Records that describe figures:
[START]

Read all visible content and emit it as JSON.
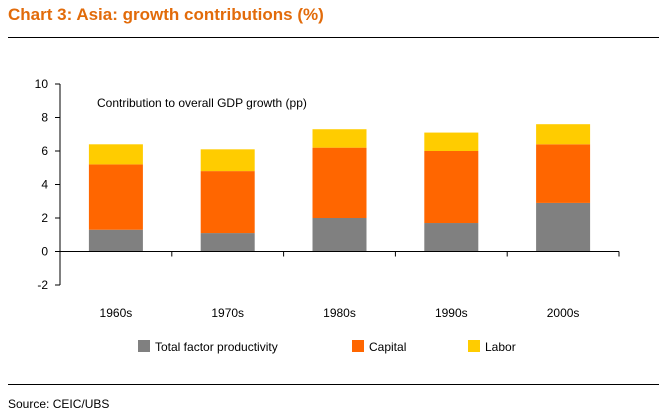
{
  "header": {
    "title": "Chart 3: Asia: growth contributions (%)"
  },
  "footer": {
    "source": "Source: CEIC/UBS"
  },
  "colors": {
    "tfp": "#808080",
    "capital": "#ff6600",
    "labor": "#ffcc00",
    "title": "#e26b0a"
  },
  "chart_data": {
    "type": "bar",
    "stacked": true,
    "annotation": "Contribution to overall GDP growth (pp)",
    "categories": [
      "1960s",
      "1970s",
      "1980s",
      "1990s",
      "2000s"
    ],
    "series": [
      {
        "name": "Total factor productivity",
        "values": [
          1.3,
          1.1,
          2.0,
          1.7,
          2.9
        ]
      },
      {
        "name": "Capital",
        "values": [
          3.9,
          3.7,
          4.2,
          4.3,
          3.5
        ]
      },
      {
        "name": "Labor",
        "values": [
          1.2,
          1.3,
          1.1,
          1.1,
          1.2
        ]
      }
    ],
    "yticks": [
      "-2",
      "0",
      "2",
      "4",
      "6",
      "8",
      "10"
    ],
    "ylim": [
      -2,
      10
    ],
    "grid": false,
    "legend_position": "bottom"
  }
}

[END]
[START]

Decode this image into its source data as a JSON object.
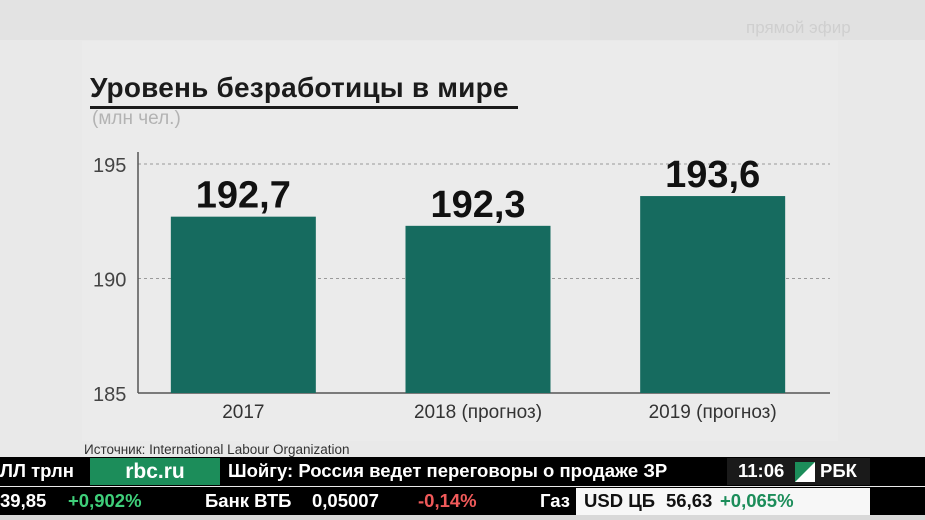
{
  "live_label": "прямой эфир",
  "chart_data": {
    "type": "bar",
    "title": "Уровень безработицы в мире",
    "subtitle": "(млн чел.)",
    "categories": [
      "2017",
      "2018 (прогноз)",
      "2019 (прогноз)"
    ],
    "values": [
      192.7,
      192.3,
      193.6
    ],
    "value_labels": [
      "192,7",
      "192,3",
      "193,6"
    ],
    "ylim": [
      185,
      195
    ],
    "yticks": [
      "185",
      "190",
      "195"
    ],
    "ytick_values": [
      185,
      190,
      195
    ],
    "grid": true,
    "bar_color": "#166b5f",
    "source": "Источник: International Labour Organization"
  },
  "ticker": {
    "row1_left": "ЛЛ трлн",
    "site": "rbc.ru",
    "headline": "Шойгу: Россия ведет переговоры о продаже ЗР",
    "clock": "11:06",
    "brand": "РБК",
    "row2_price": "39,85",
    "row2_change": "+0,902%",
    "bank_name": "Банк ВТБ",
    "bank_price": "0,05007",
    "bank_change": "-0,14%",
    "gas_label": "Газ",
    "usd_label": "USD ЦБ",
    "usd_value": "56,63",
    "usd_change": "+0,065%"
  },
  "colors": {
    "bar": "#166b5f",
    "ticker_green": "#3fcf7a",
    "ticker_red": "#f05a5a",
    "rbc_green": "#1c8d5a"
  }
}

[END]

Exercise details: The records are above. How many lines in them contain the word "source"? Give the number alone.

Output of the task: 3